* DATA FOR THIS TASK
◇ ◇ ◇ ◇ ◇
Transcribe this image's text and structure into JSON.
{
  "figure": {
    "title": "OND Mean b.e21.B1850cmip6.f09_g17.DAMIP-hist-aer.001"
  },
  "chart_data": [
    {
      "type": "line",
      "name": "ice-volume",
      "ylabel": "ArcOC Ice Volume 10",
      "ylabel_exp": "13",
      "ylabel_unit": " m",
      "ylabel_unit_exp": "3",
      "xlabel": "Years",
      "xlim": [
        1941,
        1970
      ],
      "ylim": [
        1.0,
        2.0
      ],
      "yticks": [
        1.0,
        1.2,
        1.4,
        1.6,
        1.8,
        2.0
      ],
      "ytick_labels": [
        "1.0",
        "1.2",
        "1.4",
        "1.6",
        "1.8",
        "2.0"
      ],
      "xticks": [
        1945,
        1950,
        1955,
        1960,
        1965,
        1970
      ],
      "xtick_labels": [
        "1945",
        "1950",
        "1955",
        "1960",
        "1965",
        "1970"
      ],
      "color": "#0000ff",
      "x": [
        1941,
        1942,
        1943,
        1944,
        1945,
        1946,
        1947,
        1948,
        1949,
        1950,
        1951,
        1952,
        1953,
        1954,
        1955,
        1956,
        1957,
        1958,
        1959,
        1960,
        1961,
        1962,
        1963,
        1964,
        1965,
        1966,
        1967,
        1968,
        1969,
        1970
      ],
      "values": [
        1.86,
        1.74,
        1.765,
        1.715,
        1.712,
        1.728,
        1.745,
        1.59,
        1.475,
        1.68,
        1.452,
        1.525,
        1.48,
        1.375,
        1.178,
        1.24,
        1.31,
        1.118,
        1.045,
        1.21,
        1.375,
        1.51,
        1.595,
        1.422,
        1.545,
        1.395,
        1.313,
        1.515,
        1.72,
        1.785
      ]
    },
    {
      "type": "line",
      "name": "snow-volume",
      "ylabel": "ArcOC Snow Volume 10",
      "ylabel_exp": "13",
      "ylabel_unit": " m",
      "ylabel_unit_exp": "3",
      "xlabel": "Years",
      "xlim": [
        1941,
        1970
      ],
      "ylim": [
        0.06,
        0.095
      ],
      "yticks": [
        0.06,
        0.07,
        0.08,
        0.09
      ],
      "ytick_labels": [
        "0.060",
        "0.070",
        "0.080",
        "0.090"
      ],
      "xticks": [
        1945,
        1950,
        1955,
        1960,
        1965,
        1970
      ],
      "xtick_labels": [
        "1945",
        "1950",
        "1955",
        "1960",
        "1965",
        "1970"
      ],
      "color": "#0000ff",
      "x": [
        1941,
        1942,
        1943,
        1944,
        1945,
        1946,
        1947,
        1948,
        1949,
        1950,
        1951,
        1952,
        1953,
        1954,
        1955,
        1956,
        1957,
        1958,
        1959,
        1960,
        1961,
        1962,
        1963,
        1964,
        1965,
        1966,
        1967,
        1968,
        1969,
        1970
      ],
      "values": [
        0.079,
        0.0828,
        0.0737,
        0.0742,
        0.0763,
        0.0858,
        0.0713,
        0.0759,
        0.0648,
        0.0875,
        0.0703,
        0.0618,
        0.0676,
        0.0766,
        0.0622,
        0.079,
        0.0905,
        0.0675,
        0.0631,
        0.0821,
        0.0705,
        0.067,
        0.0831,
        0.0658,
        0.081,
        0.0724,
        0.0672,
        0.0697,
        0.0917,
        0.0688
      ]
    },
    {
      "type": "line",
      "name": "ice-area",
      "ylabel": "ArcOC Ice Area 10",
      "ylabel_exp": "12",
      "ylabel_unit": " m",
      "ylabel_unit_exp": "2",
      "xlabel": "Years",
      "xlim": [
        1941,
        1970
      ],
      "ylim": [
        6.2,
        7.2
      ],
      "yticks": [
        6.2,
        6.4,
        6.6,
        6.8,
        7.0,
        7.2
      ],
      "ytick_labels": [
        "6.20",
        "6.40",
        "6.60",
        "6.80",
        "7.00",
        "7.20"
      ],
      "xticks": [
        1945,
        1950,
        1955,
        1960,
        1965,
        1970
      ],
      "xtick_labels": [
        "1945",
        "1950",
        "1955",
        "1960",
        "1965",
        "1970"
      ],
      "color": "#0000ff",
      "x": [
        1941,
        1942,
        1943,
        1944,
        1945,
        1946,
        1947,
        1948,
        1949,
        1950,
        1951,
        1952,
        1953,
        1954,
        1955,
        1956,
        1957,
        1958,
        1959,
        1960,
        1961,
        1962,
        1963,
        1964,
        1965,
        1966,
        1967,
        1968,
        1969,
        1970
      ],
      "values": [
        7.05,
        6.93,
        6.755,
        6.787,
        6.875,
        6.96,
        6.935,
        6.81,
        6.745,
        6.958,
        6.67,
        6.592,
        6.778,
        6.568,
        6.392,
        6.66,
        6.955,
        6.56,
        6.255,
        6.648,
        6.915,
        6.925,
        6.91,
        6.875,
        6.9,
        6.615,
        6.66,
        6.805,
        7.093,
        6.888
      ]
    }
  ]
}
◇ ◇ ◇ ◇ ◇
* WRITTEN PROBLEM
Emit the records above again, exactly, with no line skipped.

* OUTPUT FOR THIS EXERCISE
Transcribe this image's text and structure into JSON.
{
  "figure": {
    "title": "OND Mean b.e21.B1850cmip6.f09_g17.DAMIP-hist-aer.001"
  },
  "chart_data": [
    {
      "type": "line",
      "name": "ice-volume",
      "ylabel": "ArcOC Ice Volume 10",
      "ylabel_exp": "13",
      "ylabel_unit": " m",
      "ylabel_unit_exp": "3",
      "xlabel": "Years",
      "xlim": [
        1941,
        1970
      ],
      "ylim": [
        1.0,
        2.0
      ],
      "yticks": [
        1.0,
        1.2,
        1.4,
        1.6,
        1.8,
        2.0
      ],
      "ytick_labels": [
        "1.0",
        "1.2",
        "1.4",
        "1.6",
        "1.8",
        "2.0"
      ],
      "xticks": [
        1945,
        1950,
        1955,
        1960,
        1965,
        1970
      ],
      "xtick_labels": [
        "1945",
        "1950",
        "1955",
        "1960",
        "1965",
        "1970"
      ],
      "color": "#0000ff",
      "x": [
        1941,
        1942,
        1943,
        1944,
        1945,
        1946,
        1947,
        1948,
        1949,
        1950,
        1951,
        1952,
        1953,
        1954,
        1955,
        1956,
        1957,
        1958,
        1959,
        1960,
        1961,
        1962,
        1963,
        1964,
        1965,
        1966,
        1967,
        1968,
        1969,
        1970
      ],
      "values": [
        1.86,
        1.74,
        1.765,
        1.715,
        1.712,
        1.728,
        1.745,
        1.59,
        1.475,
        1.68,
        1.452,
        1.525,
        1.48,
        1.375,
        1.178,
        1.24,
        1.31,
        1.118,
        1.045,
        1.21,
        1.375,
        1.51,
        1.595,
        1.422,
        1.545,
        1.395,
        1.313,
        1.515,
        1.72,
        1.785
      ]
    },
    {
      "type": "line",
      "name": "snow-volume",
      "ylabel": "ArcOC Snow Volume 10",
      "ylabel_exp": "13",
      "ylabel_unit": " m",
      "ylabel_unit_exp": "3",
      "xlabel": "Years",
      "xlim": [
        1941,
        1970
      ],
      "ylim": [
        0.06,
        0.095
      ],
      "yticks": [
        0.06,
        0.07,
        0.08,
        0.09
      ],
      "ytick_labels": [
        "0.060",
        "0.070",
        "0.080",
        "0.090"
      ],
      "xticks": [
        1945,
        1950,
        1955,
        1960,
        1965,
        1970
      ],
      "xtick_labels": [
        "1945",
        "1950",
        "1955",
        "1960",
        "1965",
        "1970"
      ],
      "color": "#0000ff",
      "x": [
        1941,
        1942,
        1943,
        1944,
        1945,
        1946,
        1947,
        1948,
        1949,
        1950,
        1951,
        1952,
        1953,
        1954,
        1955,
        1956,
        1957,
        1958,
        1959,
        1960,
        1961,
        1962,
        1963,
        1964,
        1965,
        1966,
        1967,
        1968,
        1969,
        1970
      ],
      "values": [
        0.079,
        0.0828,
        0.0737,
        0.0742,
        0.0763,
        0.0858,
        0.0713,
        0.0759,
        0.0648,
        0.0875,
        0.0703,
        0.0618,
        0.0676,
        0.0766,
        0.0622,
        0.079,
        0.0905,
        0.0675,
        0.0631,
        0.0821,
        0.0705,
        0.067,
        0.0831,
        0.0658,
        0.081,
        0.0724,
        0.0672,
        0.0697,
        0.0917,
        0.0688
      ]
    },
    {
      "type": "line",
      "name": "ice-area",
      "ylabel": "ArcOC Ice Area 10",
      "ylabel_exp": "12",
      "ylabel_unit": " m",
      "ylabel_unit_exp": "2",
      "xlabel": "Years",
      "xlim": [
        1941,
        1970
      ],
      "ylim": [
        6.2,
        7.2
      ],
      "yticks": [
        6.2,
        6.4,
        6.6,
        6.8,
        7.0,
        7.2
      ],
      "ytick_labels": [
        "6.20",
        "6.40",
        "6.60",
        "6.80",
        "7.00",
        "7.20"
      ],
      "xticks": [
        1945,
        1950,
        1955,
        1960,
        1965,
        1970
      ],
      "xtick_labels": [
        "1945",
        "1950",
        "1955",
        "1960",
        "1965",
        "1970"
      ],
      "color": "#0000ff",
      "x": [
        1941,
        1942,
        1943,
        1944,
        1945,
        1946,
        1947,
        1948,
        1949,
        1950,
        1951,
        1952,
        1953,
        1954,
        1955,
        1956,
        1957,
        1958,
        1959,
        1960,
        1961,
        1962,
        1963,
        1964,
        1965,
        1966,
        1967,
        1968,
        1969,
        1970
      ],
      "values": [
        7.05,
        6.93,
        6.755,
        6.787,
        6.875,
        6.96,
        6.935,
        6.81,
        6.745,
        6.958,
        6.67,
        6.592,
        6.778,
        6.568,
        6.392,
        6.66,
        6.955,
        6.56,
        6.255,
        6.648,
        6.915,
        6.925,
        6.91,
        6.875,
        6.9,
        6.615,
        6.66,
        6.805,
        7.093,
        6.888
      ]
    }
  ]
}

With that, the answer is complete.